+++ TEXT SEGMENT +++

Turns out he was an American with a Polish title who dedicated his early life to the exploration of 'mysteries of the ancient world', following an life-changing encounter with Shackleton as a youth.
Prorok's African expeditions in the 1920s and early 30s (notably ancient Carthage) became the subject of several books which Narrative Press also publish, as well as a series of popular lecture tours, films and articles back home.
Mysteries is clearly written for a market hungry for more ancient treasures following Howard Carter's sensational discovery of Tutankamun's tomb in 1922.
It starts off by reminding us how deadly the Sahara is in any number of ways, followed by an over-the-top description of the cave-dwellers of Matmata where the hyperbole starts to froth.
He then sets off south for the Hoggar, no mean feat in 1925 but nevertheless embellishing the landscape and events to Victorian literary levels. By chance he learns of the location of Queen Tin Hinan's tomb - the legendary ancestral mother figure of the Tuareg (that's TUAreg, not TAUreg, as is irritatingly repeated in the no less lurid back cover blurb).

+++ EXTRACTED INFORMATION +++

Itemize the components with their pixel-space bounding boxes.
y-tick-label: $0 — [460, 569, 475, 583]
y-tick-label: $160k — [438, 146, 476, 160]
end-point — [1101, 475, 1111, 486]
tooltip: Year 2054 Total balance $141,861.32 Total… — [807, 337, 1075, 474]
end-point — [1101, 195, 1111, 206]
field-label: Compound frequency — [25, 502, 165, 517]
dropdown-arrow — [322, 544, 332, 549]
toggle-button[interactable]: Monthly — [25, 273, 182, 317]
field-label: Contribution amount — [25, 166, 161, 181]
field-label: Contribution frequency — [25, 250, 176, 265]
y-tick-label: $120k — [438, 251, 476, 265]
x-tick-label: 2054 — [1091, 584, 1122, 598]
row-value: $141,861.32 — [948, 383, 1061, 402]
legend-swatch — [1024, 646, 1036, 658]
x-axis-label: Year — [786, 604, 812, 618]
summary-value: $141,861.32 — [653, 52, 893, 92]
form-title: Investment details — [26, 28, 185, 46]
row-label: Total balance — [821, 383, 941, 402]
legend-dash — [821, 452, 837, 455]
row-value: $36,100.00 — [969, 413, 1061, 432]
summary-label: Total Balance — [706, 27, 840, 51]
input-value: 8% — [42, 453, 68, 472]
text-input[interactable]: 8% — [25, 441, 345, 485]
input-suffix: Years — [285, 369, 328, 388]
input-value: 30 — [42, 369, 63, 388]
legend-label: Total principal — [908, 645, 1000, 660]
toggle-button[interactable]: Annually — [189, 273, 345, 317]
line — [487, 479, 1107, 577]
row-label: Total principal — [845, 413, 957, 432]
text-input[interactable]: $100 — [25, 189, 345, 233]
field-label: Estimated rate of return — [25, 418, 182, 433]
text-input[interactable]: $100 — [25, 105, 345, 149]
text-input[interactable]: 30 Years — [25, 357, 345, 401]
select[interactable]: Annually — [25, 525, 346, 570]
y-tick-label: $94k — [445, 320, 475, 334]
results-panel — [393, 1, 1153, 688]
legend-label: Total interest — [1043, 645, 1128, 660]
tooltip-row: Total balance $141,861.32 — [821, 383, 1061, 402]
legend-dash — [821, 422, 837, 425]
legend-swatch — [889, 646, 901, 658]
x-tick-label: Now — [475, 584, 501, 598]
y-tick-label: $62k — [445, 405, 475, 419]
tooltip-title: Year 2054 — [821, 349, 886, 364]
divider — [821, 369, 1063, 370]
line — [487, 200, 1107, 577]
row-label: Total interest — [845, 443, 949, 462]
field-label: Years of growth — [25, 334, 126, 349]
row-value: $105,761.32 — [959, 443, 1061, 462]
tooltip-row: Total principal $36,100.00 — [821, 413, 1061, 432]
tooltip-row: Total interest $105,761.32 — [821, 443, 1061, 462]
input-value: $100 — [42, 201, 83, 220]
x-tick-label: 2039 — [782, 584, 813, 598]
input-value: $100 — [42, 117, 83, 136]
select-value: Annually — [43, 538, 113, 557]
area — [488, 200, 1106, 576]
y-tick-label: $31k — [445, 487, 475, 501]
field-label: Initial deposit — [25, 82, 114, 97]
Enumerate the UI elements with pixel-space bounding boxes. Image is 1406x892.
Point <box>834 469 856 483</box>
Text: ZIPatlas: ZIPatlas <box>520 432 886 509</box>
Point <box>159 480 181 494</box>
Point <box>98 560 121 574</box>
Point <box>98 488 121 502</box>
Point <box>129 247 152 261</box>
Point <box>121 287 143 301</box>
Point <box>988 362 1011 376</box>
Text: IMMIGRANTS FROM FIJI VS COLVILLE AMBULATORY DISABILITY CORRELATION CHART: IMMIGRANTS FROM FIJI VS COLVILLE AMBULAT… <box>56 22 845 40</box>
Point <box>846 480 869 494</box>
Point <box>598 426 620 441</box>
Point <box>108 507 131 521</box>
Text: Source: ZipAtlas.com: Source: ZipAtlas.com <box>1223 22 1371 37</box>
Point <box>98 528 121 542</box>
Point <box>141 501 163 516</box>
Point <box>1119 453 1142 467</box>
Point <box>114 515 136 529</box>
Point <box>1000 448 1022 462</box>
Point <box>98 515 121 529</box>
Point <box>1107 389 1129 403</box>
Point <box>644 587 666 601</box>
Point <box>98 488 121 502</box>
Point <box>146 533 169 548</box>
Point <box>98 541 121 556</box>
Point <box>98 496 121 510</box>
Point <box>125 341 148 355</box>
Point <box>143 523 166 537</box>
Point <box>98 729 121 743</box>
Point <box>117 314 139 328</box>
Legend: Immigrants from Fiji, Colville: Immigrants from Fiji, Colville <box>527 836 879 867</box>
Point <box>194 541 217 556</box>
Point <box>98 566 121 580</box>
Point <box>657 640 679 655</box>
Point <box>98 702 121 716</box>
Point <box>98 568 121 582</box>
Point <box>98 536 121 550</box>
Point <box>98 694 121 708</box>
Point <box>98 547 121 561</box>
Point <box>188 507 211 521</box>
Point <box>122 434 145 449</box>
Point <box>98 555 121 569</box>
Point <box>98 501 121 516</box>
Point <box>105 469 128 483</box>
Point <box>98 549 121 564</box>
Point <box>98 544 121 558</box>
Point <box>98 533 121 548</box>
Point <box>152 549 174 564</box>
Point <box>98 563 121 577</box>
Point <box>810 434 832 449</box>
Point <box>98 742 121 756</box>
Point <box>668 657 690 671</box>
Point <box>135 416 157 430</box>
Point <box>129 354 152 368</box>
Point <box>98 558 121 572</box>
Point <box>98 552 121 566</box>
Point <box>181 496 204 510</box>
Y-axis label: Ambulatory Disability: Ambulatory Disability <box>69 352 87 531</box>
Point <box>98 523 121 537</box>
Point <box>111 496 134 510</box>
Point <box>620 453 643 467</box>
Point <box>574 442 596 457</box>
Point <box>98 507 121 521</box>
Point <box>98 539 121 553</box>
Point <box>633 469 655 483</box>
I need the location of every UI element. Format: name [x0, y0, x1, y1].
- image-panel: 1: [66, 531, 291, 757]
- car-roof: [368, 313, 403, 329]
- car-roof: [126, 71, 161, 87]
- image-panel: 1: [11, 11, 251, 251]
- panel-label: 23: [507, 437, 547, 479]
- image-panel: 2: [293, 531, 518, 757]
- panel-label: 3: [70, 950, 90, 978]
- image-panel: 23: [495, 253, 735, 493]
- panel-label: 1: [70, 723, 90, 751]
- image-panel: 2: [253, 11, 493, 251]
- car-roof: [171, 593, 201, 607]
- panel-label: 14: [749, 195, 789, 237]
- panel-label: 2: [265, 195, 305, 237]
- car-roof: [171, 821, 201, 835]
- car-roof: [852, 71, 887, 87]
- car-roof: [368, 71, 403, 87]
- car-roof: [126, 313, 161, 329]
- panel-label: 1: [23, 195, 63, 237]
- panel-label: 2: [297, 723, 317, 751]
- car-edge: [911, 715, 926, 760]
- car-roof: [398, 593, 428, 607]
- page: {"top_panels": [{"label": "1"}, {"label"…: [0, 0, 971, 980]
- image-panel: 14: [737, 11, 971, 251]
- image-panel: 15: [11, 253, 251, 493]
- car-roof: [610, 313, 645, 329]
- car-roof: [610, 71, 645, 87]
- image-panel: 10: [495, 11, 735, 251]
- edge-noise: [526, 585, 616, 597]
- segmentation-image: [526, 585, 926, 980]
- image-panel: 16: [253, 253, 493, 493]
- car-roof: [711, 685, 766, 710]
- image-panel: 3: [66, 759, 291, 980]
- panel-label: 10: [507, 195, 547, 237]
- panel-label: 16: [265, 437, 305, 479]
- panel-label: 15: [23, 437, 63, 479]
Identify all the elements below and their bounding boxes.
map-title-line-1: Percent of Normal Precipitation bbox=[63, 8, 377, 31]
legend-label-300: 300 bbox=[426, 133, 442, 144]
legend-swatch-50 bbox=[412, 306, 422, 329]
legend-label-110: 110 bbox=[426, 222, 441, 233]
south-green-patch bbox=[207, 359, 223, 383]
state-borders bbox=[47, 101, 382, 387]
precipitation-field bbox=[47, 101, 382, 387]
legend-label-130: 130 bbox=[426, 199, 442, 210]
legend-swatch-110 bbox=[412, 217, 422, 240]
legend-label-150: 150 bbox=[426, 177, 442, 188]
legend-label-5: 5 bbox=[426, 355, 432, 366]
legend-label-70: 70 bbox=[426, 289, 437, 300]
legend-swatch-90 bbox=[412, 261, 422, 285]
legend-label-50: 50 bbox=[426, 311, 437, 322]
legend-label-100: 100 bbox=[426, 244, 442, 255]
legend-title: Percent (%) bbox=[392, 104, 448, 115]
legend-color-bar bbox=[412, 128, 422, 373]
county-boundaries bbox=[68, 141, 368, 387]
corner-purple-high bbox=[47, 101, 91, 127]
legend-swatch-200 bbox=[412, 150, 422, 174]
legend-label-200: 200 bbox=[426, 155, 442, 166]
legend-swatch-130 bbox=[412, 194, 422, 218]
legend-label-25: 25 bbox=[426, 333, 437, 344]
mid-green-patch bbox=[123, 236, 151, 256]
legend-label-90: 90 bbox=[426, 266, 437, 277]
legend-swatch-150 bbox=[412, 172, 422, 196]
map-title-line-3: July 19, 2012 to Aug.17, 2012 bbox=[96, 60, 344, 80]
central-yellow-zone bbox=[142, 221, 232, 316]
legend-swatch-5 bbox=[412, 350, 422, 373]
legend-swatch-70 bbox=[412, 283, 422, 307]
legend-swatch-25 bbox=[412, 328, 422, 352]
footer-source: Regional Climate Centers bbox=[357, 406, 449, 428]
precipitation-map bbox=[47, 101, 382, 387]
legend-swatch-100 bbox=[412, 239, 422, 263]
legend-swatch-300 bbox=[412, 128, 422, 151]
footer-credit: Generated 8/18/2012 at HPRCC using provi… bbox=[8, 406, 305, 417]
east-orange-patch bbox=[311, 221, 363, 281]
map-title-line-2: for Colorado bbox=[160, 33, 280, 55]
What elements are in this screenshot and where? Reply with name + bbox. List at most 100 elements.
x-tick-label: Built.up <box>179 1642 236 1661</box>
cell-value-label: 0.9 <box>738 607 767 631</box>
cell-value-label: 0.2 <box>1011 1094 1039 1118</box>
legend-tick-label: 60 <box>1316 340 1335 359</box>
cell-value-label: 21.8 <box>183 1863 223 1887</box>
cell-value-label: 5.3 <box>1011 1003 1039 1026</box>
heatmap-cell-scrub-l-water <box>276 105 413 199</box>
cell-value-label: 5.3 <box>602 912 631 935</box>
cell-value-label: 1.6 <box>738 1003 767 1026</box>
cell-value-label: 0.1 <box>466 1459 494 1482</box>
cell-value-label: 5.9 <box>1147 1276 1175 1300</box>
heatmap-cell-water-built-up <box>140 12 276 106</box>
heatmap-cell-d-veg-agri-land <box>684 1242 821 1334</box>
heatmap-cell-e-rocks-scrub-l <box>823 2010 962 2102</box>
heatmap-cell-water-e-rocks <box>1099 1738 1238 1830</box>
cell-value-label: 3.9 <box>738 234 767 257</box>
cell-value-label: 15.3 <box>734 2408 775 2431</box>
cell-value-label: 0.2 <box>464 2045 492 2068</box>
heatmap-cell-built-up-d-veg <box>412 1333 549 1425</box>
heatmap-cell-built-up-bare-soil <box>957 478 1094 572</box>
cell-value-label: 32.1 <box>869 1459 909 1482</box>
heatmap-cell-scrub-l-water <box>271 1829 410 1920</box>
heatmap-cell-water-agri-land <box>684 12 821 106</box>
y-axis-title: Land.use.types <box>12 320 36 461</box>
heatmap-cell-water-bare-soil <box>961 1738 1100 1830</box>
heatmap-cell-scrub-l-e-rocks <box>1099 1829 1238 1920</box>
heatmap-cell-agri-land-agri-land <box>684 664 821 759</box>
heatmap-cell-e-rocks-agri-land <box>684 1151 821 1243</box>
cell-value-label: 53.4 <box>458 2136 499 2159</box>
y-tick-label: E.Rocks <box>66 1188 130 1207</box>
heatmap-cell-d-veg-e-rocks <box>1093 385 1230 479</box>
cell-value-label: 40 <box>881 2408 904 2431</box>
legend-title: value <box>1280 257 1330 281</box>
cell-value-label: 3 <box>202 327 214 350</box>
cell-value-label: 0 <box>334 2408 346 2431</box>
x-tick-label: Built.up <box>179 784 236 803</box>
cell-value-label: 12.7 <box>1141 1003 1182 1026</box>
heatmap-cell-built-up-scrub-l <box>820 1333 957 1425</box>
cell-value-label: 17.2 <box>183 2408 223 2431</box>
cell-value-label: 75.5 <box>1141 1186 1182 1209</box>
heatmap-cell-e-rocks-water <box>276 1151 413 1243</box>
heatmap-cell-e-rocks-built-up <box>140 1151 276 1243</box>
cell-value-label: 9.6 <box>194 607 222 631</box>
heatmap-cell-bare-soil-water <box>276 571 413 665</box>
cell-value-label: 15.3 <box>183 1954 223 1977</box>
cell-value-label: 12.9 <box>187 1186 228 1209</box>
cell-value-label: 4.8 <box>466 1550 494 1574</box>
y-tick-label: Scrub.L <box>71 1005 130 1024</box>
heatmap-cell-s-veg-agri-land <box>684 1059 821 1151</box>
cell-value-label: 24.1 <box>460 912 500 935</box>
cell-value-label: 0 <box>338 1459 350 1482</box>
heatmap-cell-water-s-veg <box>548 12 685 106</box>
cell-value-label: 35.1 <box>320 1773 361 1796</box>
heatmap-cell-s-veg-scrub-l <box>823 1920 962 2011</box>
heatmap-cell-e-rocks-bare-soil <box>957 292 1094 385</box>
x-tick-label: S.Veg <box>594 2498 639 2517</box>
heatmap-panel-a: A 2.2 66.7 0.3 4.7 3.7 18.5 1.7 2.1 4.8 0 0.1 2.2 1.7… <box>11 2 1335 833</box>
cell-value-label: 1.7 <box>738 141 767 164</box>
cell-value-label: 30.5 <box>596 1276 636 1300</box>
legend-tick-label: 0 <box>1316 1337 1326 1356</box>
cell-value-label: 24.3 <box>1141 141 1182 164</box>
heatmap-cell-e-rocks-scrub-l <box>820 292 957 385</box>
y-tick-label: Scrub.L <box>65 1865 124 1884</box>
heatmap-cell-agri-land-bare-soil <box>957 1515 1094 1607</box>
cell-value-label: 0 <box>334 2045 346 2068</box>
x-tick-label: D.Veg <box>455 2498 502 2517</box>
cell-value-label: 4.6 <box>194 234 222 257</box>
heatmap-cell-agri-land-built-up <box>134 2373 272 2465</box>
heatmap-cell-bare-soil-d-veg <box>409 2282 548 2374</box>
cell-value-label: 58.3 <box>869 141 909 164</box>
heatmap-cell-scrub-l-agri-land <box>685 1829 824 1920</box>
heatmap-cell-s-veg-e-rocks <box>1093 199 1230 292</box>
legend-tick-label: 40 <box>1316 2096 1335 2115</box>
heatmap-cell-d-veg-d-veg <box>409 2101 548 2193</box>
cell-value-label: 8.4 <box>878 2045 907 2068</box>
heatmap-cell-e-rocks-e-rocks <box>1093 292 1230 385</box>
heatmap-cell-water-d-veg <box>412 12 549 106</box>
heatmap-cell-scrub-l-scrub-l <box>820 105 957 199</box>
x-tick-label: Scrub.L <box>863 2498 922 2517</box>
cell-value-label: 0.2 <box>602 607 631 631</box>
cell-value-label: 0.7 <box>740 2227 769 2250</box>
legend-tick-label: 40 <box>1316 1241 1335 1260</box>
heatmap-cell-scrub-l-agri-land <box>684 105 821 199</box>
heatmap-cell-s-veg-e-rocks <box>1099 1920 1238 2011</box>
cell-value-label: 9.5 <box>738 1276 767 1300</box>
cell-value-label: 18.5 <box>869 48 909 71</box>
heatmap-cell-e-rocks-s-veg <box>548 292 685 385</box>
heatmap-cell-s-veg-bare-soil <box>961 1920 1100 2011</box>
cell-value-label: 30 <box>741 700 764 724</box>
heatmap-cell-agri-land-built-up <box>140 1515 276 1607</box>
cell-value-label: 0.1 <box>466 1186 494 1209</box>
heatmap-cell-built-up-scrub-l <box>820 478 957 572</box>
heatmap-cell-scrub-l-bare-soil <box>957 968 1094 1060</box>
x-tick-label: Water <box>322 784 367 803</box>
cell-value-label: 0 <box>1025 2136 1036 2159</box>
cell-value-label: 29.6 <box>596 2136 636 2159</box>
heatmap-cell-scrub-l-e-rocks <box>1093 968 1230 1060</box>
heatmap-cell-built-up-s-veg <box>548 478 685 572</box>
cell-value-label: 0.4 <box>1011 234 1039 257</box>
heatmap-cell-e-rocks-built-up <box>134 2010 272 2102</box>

+++

REQUIRED TASKS:
1 - From the book review, quote the part that opens with the words containing "It starts off" and closes with "starts to froth.".
2 - Render this sentence from the book review into Spanish: "Prorok's African expeditions in the 1920s and early 30s (notably ancient Carthage) became the subject of several books which Narrative Press also publish, as well as a series of popular lecture tours, films and articles back home."
The material that accompanies this book review has no connection to it.

ANSWER SET:
1 -
It starts off by reminding us how deadly the Sahara is in any number of ways, followed by an over-the-top description of the cave-dwellers of Matmata where the hyperbole starts to froth.

2 - Las expediciones africanas de Prorok en la década de 1920 y a principios de los años 30 (en particular, a la antigua Cartago) se convirtieron en el tema de varios libros que Narrative Press también publica, así como de una serie de populares giras de conferencias, películas y artículos en su país de origen.